**TEXT BLOCK**
Trying to tackle a big challenge

3.7 Design has created a tool that attemps to tackle the challenge of presenting creative for the web. Mockup Present is a very simple tool that tries to take the traditional flat, static “comp” (i.e. jpeg) to a more functional, realistic place. It’s in the beginning stages, but it’s a good idea. Showing a client a jpeg doesn’t cut it soemtimes. We’ve found that for some projects it’s been worth the time to go from layered PSD to HTML/CSS.


Sort of legal … but interesting

A friend of mine sent me this link from volokh.com, a law blog.  The Indiana Supreme Court ruled on a case that involved several issues designers, developers and clients encounter daily — and it raises some important questions about copyright and “work for hire.” Quote from Volokh …

Is a custom-designed and designer-hosted Web site a good or a service? Who owns the site? Can the deletion of the site by the host (for nonpayment of the bills) constitute tortious conversion of the supposed owner’s property? Not the sexy sort of cyberlaw, just the practically important sort.

In the case of Conwell v. Gray Loon, it’s a case of both parties making some key, easily avoidable mistakes. Define the project and use good documentation; from the initial proposal, to change orders, to an ongoing maintenance agreement, if necessary. Things do get “lost in the sauce” occassionaly, but having a set process with solid documents or contracts is good for BOTH the client and the agency or individual.

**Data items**

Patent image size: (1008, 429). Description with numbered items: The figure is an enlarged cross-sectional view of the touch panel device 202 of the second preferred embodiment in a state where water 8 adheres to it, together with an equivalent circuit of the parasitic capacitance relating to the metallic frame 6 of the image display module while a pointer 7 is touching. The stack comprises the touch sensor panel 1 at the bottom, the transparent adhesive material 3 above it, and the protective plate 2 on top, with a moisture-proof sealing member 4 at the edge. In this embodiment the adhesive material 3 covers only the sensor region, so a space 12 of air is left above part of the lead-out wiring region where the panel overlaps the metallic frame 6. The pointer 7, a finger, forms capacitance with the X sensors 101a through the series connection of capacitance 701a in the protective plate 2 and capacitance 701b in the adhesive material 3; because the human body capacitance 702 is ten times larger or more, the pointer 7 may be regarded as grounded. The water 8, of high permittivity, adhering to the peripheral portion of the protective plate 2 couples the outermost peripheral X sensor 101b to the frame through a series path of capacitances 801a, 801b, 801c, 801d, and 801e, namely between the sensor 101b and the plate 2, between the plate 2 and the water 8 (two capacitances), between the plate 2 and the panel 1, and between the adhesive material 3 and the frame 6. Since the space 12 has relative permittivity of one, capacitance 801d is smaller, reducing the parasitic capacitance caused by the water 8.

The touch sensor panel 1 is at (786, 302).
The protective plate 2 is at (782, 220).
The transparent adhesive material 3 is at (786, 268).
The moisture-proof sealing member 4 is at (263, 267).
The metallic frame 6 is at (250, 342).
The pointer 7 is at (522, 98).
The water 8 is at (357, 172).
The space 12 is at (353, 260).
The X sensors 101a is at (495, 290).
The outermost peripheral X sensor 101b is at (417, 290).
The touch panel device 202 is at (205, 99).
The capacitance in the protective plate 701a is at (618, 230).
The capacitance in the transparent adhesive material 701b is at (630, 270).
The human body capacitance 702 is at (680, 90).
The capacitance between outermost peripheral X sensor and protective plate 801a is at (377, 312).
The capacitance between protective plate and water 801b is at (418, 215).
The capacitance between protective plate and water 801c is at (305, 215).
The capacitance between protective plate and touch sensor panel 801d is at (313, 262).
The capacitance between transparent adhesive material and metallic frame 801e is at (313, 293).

**THINGS TO DO**
a) Summarize the passage on web design and client work in two sentences.
b) Carry on the passage on web design and client work from the point where it stops.
The entries have no connection to the passage on web design and client work.

**SOLVED TASKS**
a) 3.7 Design has created Mockup Present, an early-stage tool that tries to move the flat, static comp toward something more functional and realistic when presenting web creative to clients. An Indiana Supreme Court ruling in Conwell v. Gray Loon raises questions about copyright and "work for hire," and the passage holds that both parties made avoidable mistakes and that a set process with solid documents or contracts benefits both client and designer.

b)
Here’s a pdf of the full decision.


iThinkPad … ThinkMac?

think_mac1

Our trusty IBM ThinkPad has taken a lot of abuse (verbal and otherwise) over the years. It’s the one PC in our office. It runs XP, and it’s bulletproof. We tried to spruce it up for all the iSnobs out there.


Pro Bono?!

Yes. We’ve been doing some pro bono work. Two projects; one small, the other a pretty large campaign with several components. Why? Both were great causes. The other reason is that it’s a good way of getting our name out there. We included a credit on both, and it’s introduced us to a couple people who hire or recommend designers. Both organizations were very open to new ideas, so we got to have some fun and freedom. If a designer or developer has the time (and too many of us have too much time), I’d recommend it.